REQUIREMENTS: Show all lines holding the string "Gravimetric".

RECORD LIST:
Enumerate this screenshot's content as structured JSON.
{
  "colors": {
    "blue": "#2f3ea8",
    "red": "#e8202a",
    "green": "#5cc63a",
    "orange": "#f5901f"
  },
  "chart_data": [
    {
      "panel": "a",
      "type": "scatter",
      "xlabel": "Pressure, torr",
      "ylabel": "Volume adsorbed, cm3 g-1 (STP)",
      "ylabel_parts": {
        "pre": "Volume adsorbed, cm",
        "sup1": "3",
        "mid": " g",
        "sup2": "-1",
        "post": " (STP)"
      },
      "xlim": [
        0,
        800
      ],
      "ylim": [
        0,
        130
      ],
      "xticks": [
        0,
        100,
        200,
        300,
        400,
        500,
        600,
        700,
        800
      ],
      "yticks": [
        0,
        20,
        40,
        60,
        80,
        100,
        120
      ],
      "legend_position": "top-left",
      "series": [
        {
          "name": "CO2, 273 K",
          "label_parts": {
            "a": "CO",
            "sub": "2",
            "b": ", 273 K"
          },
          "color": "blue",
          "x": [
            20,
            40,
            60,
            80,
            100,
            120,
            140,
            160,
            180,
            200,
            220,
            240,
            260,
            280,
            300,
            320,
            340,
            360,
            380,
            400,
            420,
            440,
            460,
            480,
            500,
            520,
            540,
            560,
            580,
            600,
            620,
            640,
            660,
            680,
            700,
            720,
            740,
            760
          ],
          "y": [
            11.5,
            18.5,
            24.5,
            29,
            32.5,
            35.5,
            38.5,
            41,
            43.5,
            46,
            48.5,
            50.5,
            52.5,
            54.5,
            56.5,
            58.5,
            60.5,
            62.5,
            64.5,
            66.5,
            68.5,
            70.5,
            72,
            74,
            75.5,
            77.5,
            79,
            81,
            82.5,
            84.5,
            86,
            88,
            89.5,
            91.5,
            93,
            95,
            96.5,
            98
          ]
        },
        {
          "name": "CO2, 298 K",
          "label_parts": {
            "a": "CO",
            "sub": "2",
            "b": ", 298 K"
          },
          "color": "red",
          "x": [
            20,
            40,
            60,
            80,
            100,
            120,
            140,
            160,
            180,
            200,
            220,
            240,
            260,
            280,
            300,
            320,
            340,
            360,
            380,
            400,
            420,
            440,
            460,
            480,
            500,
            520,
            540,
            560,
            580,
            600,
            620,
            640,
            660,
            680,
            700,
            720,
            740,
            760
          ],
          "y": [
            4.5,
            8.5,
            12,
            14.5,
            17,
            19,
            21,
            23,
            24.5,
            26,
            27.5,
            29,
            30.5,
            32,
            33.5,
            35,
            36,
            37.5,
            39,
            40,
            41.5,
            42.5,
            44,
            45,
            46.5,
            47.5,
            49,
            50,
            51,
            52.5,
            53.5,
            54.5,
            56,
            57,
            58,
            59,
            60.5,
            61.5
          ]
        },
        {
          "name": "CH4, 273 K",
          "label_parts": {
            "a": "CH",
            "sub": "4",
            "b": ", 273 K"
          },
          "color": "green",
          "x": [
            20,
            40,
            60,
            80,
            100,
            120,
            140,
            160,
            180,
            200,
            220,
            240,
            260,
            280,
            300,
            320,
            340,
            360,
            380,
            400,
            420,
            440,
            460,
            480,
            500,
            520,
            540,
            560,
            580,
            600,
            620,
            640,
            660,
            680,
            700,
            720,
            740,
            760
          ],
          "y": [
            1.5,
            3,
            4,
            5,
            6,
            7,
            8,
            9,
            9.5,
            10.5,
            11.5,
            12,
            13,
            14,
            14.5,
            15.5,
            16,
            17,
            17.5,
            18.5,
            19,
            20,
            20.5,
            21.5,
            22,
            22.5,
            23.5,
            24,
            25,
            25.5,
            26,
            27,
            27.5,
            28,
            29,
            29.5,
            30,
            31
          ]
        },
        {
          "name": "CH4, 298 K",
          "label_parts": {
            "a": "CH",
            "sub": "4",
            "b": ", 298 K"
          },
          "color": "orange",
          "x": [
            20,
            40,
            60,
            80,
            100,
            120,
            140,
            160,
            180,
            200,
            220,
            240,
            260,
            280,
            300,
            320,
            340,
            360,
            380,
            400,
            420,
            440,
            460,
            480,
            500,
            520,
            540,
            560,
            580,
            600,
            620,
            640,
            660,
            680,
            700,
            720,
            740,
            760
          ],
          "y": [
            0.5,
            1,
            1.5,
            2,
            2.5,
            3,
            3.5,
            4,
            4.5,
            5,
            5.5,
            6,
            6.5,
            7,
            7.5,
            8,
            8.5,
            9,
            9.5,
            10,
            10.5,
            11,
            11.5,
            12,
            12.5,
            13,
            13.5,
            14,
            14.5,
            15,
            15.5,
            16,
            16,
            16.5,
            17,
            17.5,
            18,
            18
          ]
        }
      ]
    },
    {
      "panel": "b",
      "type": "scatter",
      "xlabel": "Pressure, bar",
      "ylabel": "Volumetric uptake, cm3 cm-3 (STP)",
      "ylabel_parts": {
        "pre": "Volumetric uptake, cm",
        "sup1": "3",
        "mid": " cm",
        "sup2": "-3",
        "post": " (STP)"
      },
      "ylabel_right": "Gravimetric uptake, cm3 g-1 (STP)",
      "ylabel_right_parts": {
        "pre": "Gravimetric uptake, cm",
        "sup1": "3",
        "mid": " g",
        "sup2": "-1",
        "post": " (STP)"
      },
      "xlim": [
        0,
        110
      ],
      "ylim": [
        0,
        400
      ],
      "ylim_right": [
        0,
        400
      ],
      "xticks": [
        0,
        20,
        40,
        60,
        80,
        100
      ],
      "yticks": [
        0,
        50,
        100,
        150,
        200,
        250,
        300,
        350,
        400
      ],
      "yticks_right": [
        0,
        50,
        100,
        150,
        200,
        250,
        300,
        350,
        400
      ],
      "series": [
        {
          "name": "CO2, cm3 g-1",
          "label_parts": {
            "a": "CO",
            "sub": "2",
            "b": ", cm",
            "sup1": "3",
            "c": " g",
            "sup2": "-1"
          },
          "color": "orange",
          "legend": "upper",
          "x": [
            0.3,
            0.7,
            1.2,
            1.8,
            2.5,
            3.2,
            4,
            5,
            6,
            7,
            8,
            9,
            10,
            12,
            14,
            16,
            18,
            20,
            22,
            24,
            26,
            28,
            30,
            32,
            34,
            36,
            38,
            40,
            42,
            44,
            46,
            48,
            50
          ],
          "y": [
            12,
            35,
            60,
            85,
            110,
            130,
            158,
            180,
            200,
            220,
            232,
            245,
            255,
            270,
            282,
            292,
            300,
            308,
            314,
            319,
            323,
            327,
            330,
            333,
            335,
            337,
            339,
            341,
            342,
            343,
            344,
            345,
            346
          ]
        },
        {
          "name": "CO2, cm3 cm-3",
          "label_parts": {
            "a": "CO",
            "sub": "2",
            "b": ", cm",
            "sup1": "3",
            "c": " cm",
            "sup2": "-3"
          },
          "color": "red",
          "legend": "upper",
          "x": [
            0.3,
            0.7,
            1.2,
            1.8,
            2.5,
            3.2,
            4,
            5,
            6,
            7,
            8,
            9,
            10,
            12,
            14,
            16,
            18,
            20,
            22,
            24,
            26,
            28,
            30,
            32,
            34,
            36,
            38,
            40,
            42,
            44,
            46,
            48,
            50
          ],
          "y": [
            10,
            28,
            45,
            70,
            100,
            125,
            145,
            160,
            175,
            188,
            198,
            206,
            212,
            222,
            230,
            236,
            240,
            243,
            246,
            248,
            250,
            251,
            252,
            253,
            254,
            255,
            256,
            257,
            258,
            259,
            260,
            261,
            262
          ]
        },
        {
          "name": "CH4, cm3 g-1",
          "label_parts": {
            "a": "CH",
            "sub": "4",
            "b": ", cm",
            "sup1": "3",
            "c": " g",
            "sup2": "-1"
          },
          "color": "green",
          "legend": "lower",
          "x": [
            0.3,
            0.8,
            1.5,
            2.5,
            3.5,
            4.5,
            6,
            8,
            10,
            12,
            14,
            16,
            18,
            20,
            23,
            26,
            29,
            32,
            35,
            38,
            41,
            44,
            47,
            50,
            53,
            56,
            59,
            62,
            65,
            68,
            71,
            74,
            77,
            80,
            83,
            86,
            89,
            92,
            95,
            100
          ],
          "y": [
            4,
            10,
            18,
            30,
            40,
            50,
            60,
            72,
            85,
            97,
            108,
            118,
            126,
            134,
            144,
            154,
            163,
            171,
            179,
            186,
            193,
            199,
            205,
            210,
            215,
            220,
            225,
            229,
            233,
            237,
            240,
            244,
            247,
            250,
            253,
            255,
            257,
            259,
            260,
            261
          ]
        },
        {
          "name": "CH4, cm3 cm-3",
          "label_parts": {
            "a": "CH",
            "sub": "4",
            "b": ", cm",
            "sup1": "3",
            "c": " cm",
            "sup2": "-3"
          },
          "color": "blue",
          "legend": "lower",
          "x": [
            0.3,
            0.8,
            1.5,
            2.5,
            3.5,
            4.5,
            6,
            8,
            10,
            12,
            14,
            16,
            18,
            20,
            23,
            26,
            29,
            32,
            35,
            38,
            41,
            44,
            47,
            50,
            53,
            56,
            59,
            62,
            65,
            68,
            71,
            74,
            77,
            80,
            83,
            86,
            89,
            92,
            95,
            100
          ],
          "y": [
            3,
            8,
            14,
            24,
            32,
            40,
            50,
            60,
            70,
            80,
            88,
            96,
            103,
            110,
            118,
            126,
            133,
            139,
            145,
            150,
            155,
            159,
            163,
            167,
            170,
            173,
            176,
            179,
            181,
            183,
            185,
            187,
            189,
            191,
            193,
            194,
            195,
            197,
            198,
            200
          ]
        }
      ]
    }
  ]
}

SOLUTION TO THE PROBLEM:
      "ylabel_right": "Gravimetric uptake, cm3 g-1 (STP)",
        "pre": "Gravimetric uptake, cm",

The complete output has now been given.